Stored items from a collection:
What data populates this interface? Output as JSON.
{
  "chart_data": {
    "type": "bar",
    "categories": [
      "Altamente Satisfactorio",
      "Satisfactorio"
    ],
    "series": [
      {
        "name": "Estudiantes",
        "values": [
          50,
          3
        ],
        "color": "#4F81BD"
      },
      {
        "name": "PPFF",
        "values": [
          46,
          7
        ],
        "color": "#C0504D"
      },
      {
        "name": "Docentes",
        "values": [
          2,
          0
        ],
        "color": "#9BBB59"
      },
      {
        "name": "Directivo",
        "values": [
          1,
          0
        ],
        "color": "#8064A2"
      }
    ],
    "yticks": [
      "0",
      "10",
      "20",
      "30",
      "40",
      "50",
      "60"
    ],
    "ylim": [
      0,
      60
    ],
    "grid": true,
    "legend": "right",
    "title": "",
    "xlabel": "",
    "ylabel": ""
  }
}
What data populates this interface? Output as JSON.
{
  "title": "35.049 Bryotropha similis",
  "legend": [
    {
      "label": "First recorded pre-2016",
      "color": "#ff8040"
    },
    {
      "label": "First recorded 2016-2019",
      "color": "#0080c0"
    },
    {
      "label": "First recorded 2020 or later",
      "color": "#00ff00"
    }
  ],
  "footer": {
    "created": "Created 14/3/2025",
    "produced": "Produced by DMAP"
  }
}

» Task instructions: Copy each record from above without leaving any out.

» Result for this exercise:
What data populates this interface? Output as JSON.
{
  "chart_data": {
    "type": "bar",
    "categories": [
      "Altamente Satisfactorio",
      "Satisfactorio"
    ],
    "series": [
      {
        "name": "Estudiantes",
        "values": [
          50,
          3
        ],
        "color": "#4F81BD"
      },
      {
        "name": "PPFF",
        "values": [
          46,
          7
        ],
        "color": "#C0504D"
      },
      {
        "name": "Docentes",
        "values": [
          2,
          0
        ],
        "color": "#9BBB59"
      },
      {
        "name": "Directivo",
        "values": [
          1,
          0
        ],
        "color": "#8064A2"
      }
    ],
    "yticks": [
      "0",
      "10",
      "20",
      "30",
      "40",
      "50",
      "60"
    ],
    "ylim": [
      0,
      60
    ],
    "grid": true,
    "legend": "right",
    "title": "",
    "xlabel": "",
    "ylabel": ""
  }
}
What data populates this interface? Output as JSON.
{
  "title": "35.049 Bryotropha similis",
  "legend": [
    {
      "label": "First recorded pre-2016",
      "color": "#ff8040"
    },
    {
      "label": "First recorded 2016-2019",
      "color": "#0080c0"
    },
    {
      "label": "First recorded 2020 or later",
      "color": "#00ff00"
    }
  ],
  "footer": {
    "created": "Created 14/3/2025",
    "produced": "Produced by DMAP"
  }
}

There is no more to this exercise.